Task to carry out: What is the number of lines in the entries that include the word "булып"? Respond with the number only.

━━━━

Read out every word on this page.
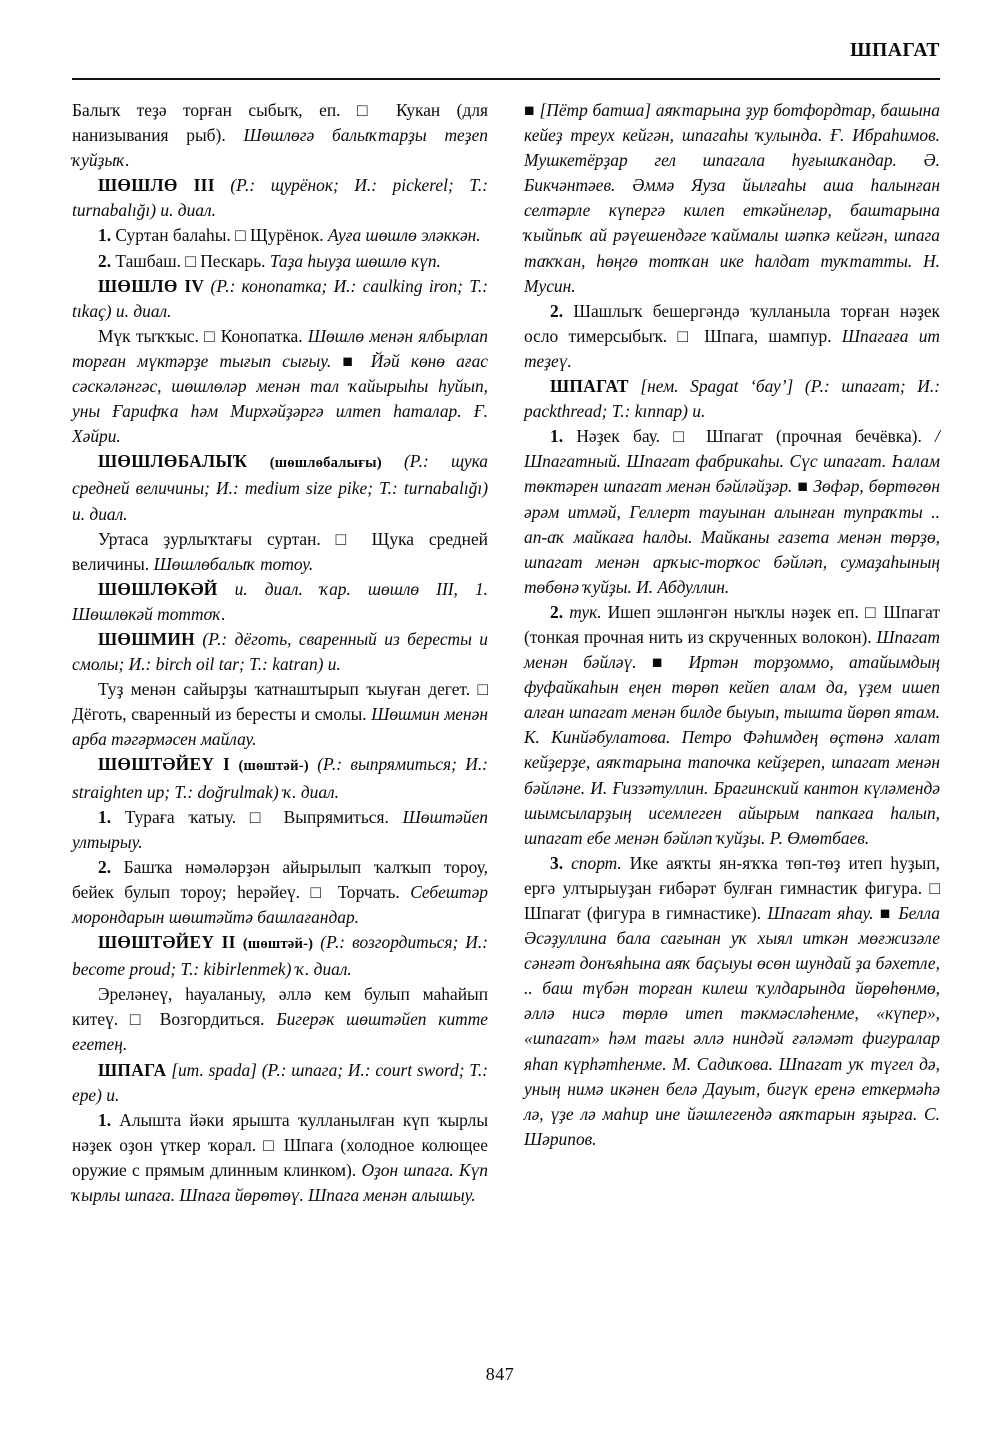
ШПАГАТ

Балыҡ теҙә торған сыбыҡ, еп. □ Кукан (для нанизывания рыб). Шөшлөгә балыҡтарҙы теҙеп ҡуйҙыҡ.

ШӨШЛӨ III (Р.: щурёнок; И.: pickerel; Т.: turnabalığı) и. диал.

1. Суртан балаһы. □ Щурёнок. Ауға шөшлө эләккән.

2. Ташбаш. □ Пескарь. Таҙа һыуҙа шөшлө күп.

ШӨШЛӨ IV (Р.: конопатка; И.: caulking iron; Т.: tıkaç) и. диал.

Мүк тыҡҡыс. □ Конопатка. Шөшлө менән ялбырлап торған мүктәрҙе тығып сығыу. ■ Йәй көнө ағас сәскәләнгәс, шөшлөләр менән тал ҡайырыһы һуйып, уны Ғарифҡа һәм Мирхәйҙәргә илтеп һаталар. Ғ. Хәйри.

ШӨШЛӨБАЛЫҠ (шөшлөбалығы) (Р.: щука средней величины; И.: medium size pike; Т.: turnabalığı) и. диал.

Уртаса ҙурлыҡтағы суртан. □ Щука средней величины. Шөшлөбалыҡ тотоу.

ШӨШЛӨКӘЙ и. диал. ҡар. шөшлө III, 1. Шөшлөкәй тоттоҡ.

ШӨШМИН (Р.: дёготь, сваренный из бересты и смолы; И.: birch oil tar; Т.: katran) и.

Туҙ менән сайырҙы ҡатнаштырып ҡыуған дегет. □ Дёготь, сваренный из бересты и смолы. Шөшмин менән арба тәгәрмәсен майлау.

ШӨШТӘЙЕҮ I (шөштәй-) (Р.: выпрямиться; И.: straighten up; Т.: doğrulmak) ҡ. диал.

1. Тураға ҡатыу. □ Выпрямиться. Шөштәйеп ултырыу.

2. Башҡа нәмәләрҙән айырылып ҡалҡып тороу, бейек булып тороу; һерәйеү. □ Торчать. Себештәр морондарын шөштәйтә башлағандар.

ШӨШТӘЙЕҮ II (шөштәй-) (Р.: возгордиться; И.: become proud; Т.: kibirlenmek) ҡ. диал.

Эреләнеү, һауаланыу, әллә кем булып маһайып китеү. □ Возгордиться. Бигерәк шөштәйеп китте егетең.

ШПАГА [ит. spada] (Р.: шпага; И.: court sword; Т.: epe) и.

1. Алышта йәки ярышта ҡулланылған күп ҡырлы нәҙек оҙон үткер ҡорал. □ Шпага (холодное колющее оружие с прямым длинным клинком). Оҙон шпага. Күп ҡырлы шпага. Шпага йөрөтөү. Шпага менән алышыу.

■ [Пётр батша] аяҡтарына ҙур ботфордтар, башына кейеҙ треух кейгән, шпагаһы ҡулында. Ғ. Ибраһимов. Мушкетёрҙар гел шпагала һуғышҡандар. Ә. Бикчәнтәев. Әммә Яуза йылғаһы аша һалынған селтәрле күпергә килеп еткәйнеләр, баштарына ҡыйпыҡ ай рәүешендәге ҡаймалы шәпкә кейгән, шпага таҡҡан, һөңгө тотҡан ике һалдат туҡтатты. Н. Мусин.

2. Шашлыҡ бешергәндә ҡулланыла торған нәҙек осло тимерсыбыҡ. □ Шпага, шампур. Шпагаға ит теҙеү.

ШПАГАТ [нем. Spagat ‘бау’] (Р.: шпагат; И.: packthread; Т.: kınnap) и.

1. Нәҙек бау. □ Шпагат (прочная бечёвка). / Шпагатный. Шпагат фабрикаһы. Сүс шпагат. Һалам төктәрен шпагат менән бәйләйҙәр. ■ Зөфәр, бөртөгөн әрәм итмәй, Геллерт тауынан алынған тупраҡты .. ап-аҡ майкаға һалды. Майканы газета менән төрҙө, шпагат менән арҡыс-торҡос бәйләп, сумаҙаһының төбөнә ҡуйҙы. И. Абдуллин.

2. тук. Ишеп эшләнгән ныҡлы нәҙек еп. □ Шпагат (тонкая прочная нить из скрученных волокон). Шпагат менән бәйләү. ■ Иртән торҙоммо, атайымдың фуфайкаһын еңен төрөп кейеп алам да, үҙем ишеп алған шпагат менән билде быуып, тышта йөрөп ятам. К. Кинйәбулатова. Петро Фәһимдең өҫтөнә халат кейҙерҙе, аяҡтарына тапочка кейҙереп, шпагат менән бәйләне. И. Ғиззәтуллин. Брагинский кантон күләмендә шымсыларҙың исемлеген айырым папкаға һалып, шпагат ебе менән бәйләп ҡуйҙы. Р. Өмөтбаев.

3. спорт. Ике аяҡты ян-яҡҡа төп-төҙ итеп һуҙып, ергә ултырыуҙан ғибәрәт булған гимнастик фигура. □ Шпагат (фигура в гимнастике). Шпагат яһау. ■ Белла Әсәҙуллина бала сағынан уҡ хыял иткән мөғжизәле сәнғәт донъяһына аяҡ баҫыуы өсөн шундай ҙа бәхетле, .. баш түбән торған килеш ҡулдарында йөрөһөнмө, әллә нисә төрлө итеп тәкмәсләһенме, «күпер», «шпагат» һәм тағы әллә ниндәй ғәләмәт фигуралар яһап күрһәтһенме. М. Садиҡова. Шпагат уҡ түгел дә, уның нимә икәнен белә Дауыт, бигүк еренә еткермәһә лә, үҙе лә маһир ине йәшлегендә аяҡтарын яҙырға. С. Шәрипов.

847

━━━━

Full output: 2